## INSTRUCTIONS FOR THE TASK
Below is a block of records; repeat each one exactly.

(Dataset items)
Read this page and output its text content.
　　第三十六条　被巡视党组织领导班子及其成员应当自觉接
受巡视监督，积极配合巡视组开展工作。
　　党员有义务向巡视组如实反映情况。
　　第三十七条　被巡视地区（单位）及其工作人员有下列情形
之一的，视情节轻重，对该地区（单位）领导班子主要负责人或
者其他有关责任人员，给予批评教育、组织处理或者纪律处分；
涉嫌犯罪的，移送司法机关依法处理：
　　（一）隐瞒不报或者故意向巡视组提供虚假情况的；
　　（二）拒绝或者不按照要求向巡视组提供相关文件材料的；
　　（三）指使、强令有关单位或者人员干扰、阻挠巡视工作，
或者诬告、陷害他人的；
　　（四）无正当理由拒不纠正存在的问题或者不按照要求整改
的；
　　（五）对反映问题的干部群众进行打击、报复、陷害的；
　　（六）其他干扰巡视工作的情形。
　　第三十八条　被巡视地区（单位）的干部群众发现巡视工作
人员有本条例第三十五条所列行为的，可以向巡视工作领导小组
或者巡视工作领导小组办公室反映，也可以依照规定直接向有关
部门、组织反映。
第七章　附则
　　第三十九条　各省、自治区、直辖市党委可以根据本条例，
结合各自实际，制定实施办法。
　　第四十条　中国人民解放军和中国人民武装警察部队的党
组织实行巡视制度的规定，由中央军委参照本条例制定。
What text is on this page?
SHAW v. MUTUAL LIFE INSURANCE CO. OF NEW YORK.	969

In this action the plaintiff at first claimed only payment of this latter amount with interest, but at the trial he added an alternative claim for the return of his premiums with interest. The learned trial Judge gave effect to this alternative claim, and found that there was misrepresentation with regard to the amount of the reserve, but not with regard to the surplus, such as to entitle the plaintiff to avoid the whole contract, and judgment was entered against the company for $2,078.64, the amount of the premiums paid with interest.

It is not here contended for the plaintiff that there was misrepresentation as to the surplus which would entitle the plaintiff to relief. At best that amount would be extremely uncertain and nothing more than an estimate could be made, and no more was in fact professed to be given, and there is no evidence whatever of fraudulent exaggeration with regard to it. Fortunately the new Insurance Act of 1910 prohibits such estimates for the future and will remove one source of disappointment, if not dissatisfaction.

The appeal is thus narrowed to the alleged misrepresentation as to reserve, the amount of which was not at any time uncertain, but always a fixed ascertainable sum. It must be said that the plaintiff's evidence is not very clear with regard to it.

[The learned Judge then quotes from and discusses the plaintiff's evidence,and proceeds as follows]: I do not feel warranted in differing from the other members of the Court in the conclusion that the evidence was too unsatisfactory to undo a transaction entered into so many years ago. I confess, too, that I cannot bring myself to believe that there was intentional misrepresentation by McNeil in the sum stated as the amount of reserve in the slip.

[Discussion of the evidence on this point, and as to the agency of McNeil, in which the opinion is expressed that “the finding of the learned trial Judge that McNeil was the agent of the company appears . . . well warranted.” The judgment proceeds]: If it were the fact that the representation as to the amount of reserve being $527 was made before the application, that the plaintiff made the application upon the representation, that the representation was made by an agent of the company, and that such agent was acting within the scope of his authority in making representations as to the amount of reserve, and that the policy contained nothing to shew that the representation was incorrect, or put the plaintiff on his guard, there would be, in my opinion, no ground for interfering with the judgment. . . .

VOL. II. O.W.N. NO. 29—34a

## SOLVED PROBLEM
Read this page and output its text content.
　　第三十六条　被巡视党组织领导班子及其成员应当自觉接
受巡视监督，积极配合巡视组开展工作。
　　党员有义务向巡视组如实反映情况。
　　第三十七条　被巡视地区（单位）及其工作人员有下列情形
之一的，视情节轻重，对该地区（单位）领导班子主要负责人或
者其他有关责任人员，给予批评教育、组织处理或者纪律处分；
涉嫌犯罪的，移送司法机关依法处理：
　　（一）隐瞒不报或者故意向巡视组提供虚假情况的；
　　（二）拒绝或者不按照要求向巡视组提供相关文件材料的；
　　（三）指使、强令有关单位或者人员干扰、阻挠巡视工作，
或者诬告、陷害他人的；
　　（四）无正当理由拒不纠正存在的问题或者不按照要求整改
的；
　　（五）对反映问题的干部群众进行打击、报复、陷害的；
　　（六）其他干扰巡视工作的情形。
　　第三十八条　被巡视地区（单位）的干部群众发现巡视工作
人员有本条例第三十五条所列行为的，可以向巡视工作领导小组
或者巡视工作领导小组办公室反映，也可以依照规定直接向有关
部门、组织反映。
第七章　附则
　　第三十九条　各省、自治区、直辖市党委可以根据本条例，
结合各自实际，制定实施办法。
　　第四十条　中国人民解放军和中国人民武装警察部队的党
组织实行巡视制度的规定，由中央军委参照本条例制定。
What text is on this page?
SHAW v. MUTUAL LIFE INSURANCE CO. OF NEW YORK.	969

In this action the plaintiff at first claimed only payment of this latter amount with interest, but at the trial he added an alternative claim for the return of his premiums with interest. The learned trial Judge gave effect to this alternative claim, and found that there was misrepresentation with regard to the amount of the reserve, but not with regard to the surplus, such as to entitle the plaintiff to avoid the whole contract, and judgment was entered against the company for $2,078.64, the amount of the premiums paid with interest.

It is not here contended for the plaintiff that there was misrepresentation as to the surplus which would entitle the plaintiff to relief. At best that amount would be extremely uncertain and nothing more than an estimate could be made, and no more was in fact professed to be given, and there is no evidence whatever of fraudulent exaggeration with regard to it. Fortunately the new Insurance Act of 1910 prohibits such estimates for the future and will remove one source of disappointment, if not dissatisfaction.

The appeal is thus narrowed to the alleged misrepresentation as to reserve, the amount of which was not at any time uncertain, but always a fixed ascertainable sum. It must be said that the plaintiff's evidence is not very clear with regard to it.

[The learned Judge then quotes from and discusses the plaintiff's evidence,and proceeds as follows]: I do not feel warranted in differing from the other members of the Court in the conclusion that the evidence was too unsatisfactory to undo a transaction entered into so many years ago. I confess, too, that I cannot bring myself to believe that there was intentional misrepresentation by McNeil in the sum stated as the amount of reserve in the slip.

[Discussion of the evidence on this point, and as to the agency of McNeil, in which the opinion is expressed that “the finding of the learned trial Judge that McNeil was the agent of the company appears . . . well warranted.” The judgment proceeds]: If it were the fact that the representation as to the amount of reserve being $527 was made before the application, that the plaintiff made the application upon the representation, that the representation was made by an agent of the company, and that such agent was acting within the scope of his authority in making representations as to the amount of reserve, and that the policy contained nothing to shew that the representation was incorrect, or put the plaintiff on his guard, there would be, in my opinion, no ground for interfering with the judgment. . . .

VOL. II. O.W.N. NO. 29—34a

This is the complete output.